### Problem to solve
Copy out all lines of the records in which the word "xlabel" appears.

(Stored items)
※ ※ ※

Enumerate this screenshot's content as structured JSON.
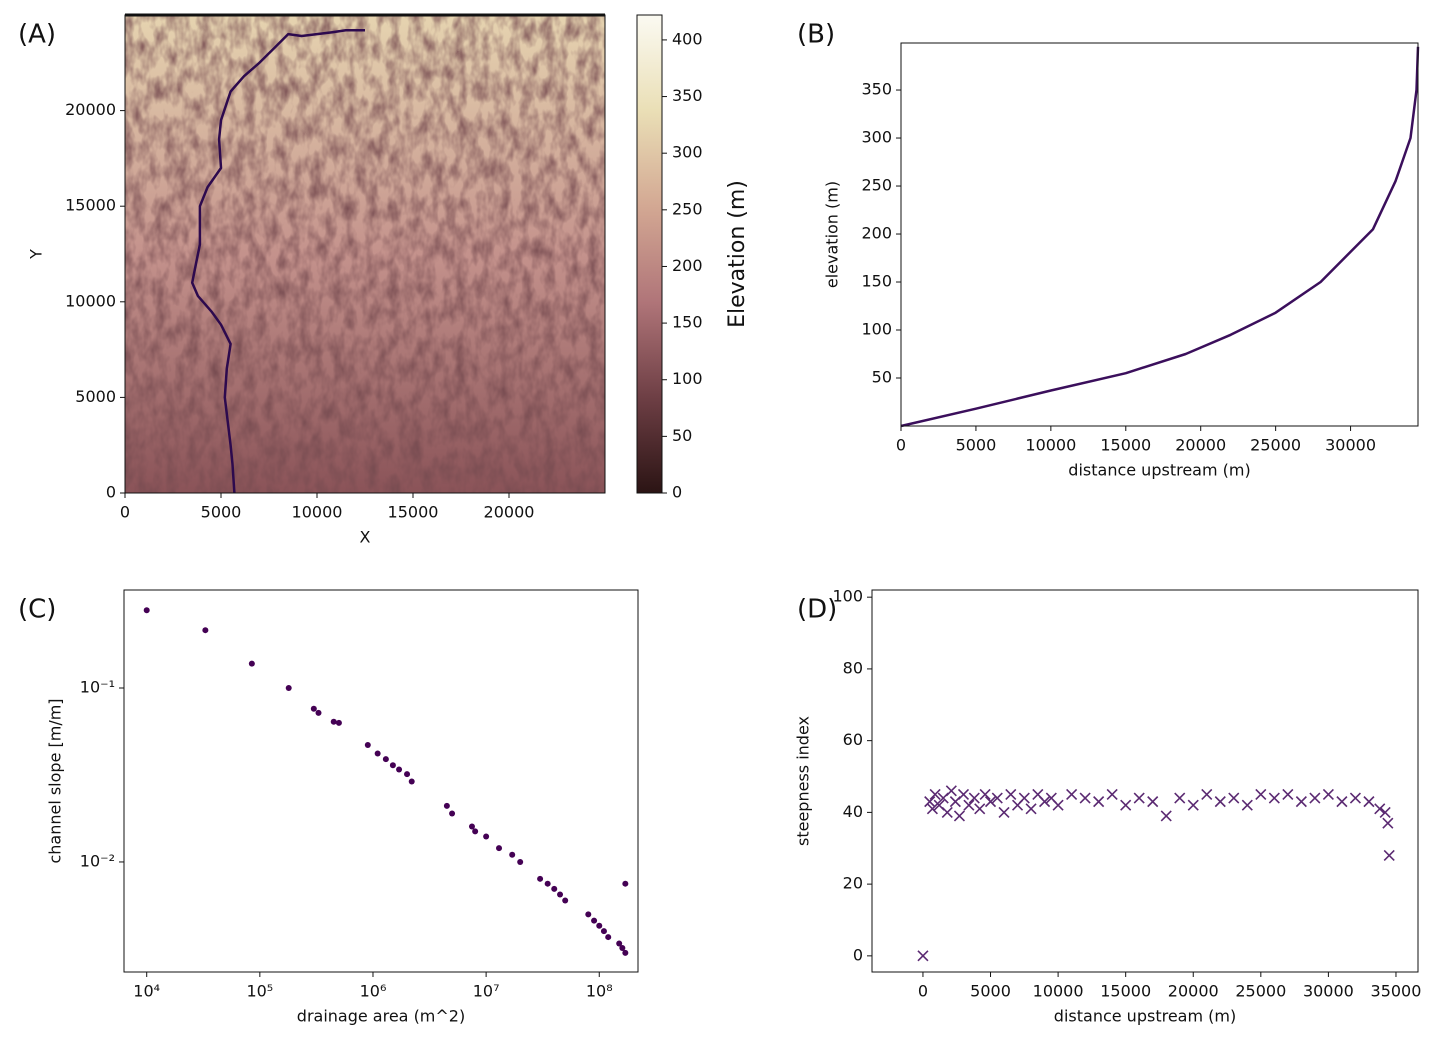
{
  "chart_data": [
    {
      "type": "line",
      "panel_label": "(A)",
      "xlabel": "X",
      "ylabel": "Y",
      "color": "#2d0a4e",
      "x": [
        5700,
        5600,
        5500,
        5200,
        5300,
        5500,
        5000,
        4500,
        3800,
        3500,
        3700,
        3900,
        3900,
        4300,
        5000,
        4900,
        5000,
        5500,
        6200,
        7000,
        7800,
        8500,
        9200,
        10000,
        10800,
        11500,
        12500
      ],
      "values": [
        0,
        1500,
        2500,
        5000,
        6500,
        7800,
        8800,
        9500,
        10300,
        11000,
        12000,
        13000,
        15000,
        16000,
        17000,
        18500,
        19500,
        21000,
        21800,
        22500,
        23300,
        24000,
        23900,
        24000,
        24100,
        24200,
        24200
      ],
      "xlim": [
        0,
        25000
      ],
      "ylim": [
        0,
        25000
      ],
      "xticks": [
        0,
        5000,
        10000,
        15000,
        20000
      ],
      "yticks": [
        0,
        5000,
        10000,
        15000,
        20000
      ],
      "colorbar": {
        "label": "Elevation (m)",
        "lim": [
          0,
          422
        ],
        "ticks": [
          0,
          50,
          100,
          150,
          200,
          250,
          300,
          350,
          400
        ]
      }
    },
    {
      "type": "line",
      "panel_label": "(B)",
      "xlabel": "distance upstream (m)",
      "ylabel": "elevation (m)",
      "color": "#3b0f5c",
      "x": [
        0,
        5000,
        10000,
        15000,
        19000,
        22000,
        25000,
        28000,
        31500,
        33000,
        34000,
        34400,
        34500
      ],
      "values": [
        0,
        18,
        37,
        55,
        75,
        95,
        118,
        150,
        205,
        255,
        300,
        350,
        395
      ],
      "xlim": [
        0,
        34500
      ],
      "ylim": [
        0,
        399
      ],
      "xticks": [
        0,
        5000,
        10000,
        15000,
        20000,
        25000,
        30000
      ],
      "yticks": [
        50,
        100,
        150,
        200,
        250,
        300,
        350
      ]
    },
    {
      "type": "scatter",
      "marker": "dot",
      "panel_label": "(C)",
      "xlabel": "drainage area (m^2)",
      "ylabel": "channel slope [m/m]",
      "color": "#440154",
      "xscale": "log",
      "yscale": "log",
      "x": [
        10000,
        33000,
        85000,
        180000,
        300000,
        330000,
        450000,
        500000,
        900000,
        1100000,
        1300000,
        1500000,
        1700000,
        2000000,
        2200000,
        4500000,
        5000000,
        7500000,
        8000000,
        10000000,
        13000000,
        17000000,
        20000000,
        30000000,
        35000000,
        40000000,
        45000000,
        50000000,
        80000000,
        90000000,
        100000000,
        110000000,
        120000000,
        150000000,
        160000000,
        170000000,
        170000000
      ],
      "values": [
        0.28,
        0.215,
        0.138,
        0.1,
        0.076,
        0.072,
        0.064,
        0.063,
        0.047,
        0.042,
        0.039,
        0.036,
        0.034,
        0.032,
        0.029,
        0.021,
        0.019,
        0.016,
        0.015,
        0.014,
        0.012,
        0.011,
        0.01,
        0.008,
        0.0075,
        0.007,
        0.0065,
        0.006,
        0.005,
        0.0046,
        0.0043,
        0.004,
        0.0037,
        0.0034,
        0.0032,
        0.003,
        0.0075
      ],
      "xlim": [
        6300,
        220000000
      ],
      "ylim": [
        0.00233,
        0.366
      ],
      "xticks": [
        {
          "value": 10000,
          "label": "10⁴"
        },
        {
          "value": 100000,
          "label": "10⁵"
        },
        {
          "value": 1000000,
          "label": "10⁶"
        },
        {
          "value": 10000000,
          "label": "10⁷"
        },
        {
          "value": 100000000,
          "label": "10⁸"
        }
      ],
      "yticks": [
        {
          "value": 0.01,
          "label": "10⁻²"
        },
        {
          "value": 0.1,
          "label": "10⁻¹"
        }
      ]
    },
    {
      "type": "scatter",
      "marker": "x",
      "panel_label": "(D)",
      "xlabel": "distance upstream (m)",
      "ylabel": "steepness index",
      "color": "#5b2a72",
      "x": [
        0,
        500,
        700,
        900,
        1200,
        1500,
        1800,
        2100,
        2400,
        2700,
        3000,
        3400,
        3800,
        4200,
        4600,
        5000,
        5500,
        6000,
        6500,
        7000,
        7500,
        8000,
        8500,
        9000,
        9500,
        10000,
        11000,
        12000,
        13000,
        14000,
        15000,
        16000,
        17000,
        18000,
        19000,
        20000,
        21000,
        22000,
        23000,
        24000,
        25000,
        26000,
        27000,
        28000,
        29000,
        30000,
        31000,
        32000,
        33000,
        33800,
        34200,
        34400,
        34500
      ],
      "values": [
        0,
        43,
        41,
        45,
        42,
        44,
        40,
        46,
        43,
        39,
        45,
        42,
        44,
        41,
        45,
        43,
        44,
        40,
        45,
        42,
        44,
        41,
        45,
        43,
        44,
        42,
        45,
        44,
        43,
        45,
        42,
        44,
        43,
        39,
        44,
        42,
        45,
        43,
        44,
        42,
        45,
        44,
        45,
        43,
        44,
        45,
        43,
        44,
        43,
        41,
        40,
        37,
        28
      ],
      "xlim": [
        -3770,
        36630
      ],
      "ylim": [
        -4.5,
        102
      ],
      "xticks": [
        0,
        5000,
        10000,
        15000,
        20000,
        25000,
        30000,
        35000
      ],
      "yticks": [
        0,
        20,
        40,
        60,
        80,
        100
      ]
    }
  ]
}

※ ※ ※

### Response
      "xlabel": "X",
      "xlabel": "distance upstream (m)",
      "xlabel": "drainage area (m^2)",
      "xlabel": "distance upstream (m)",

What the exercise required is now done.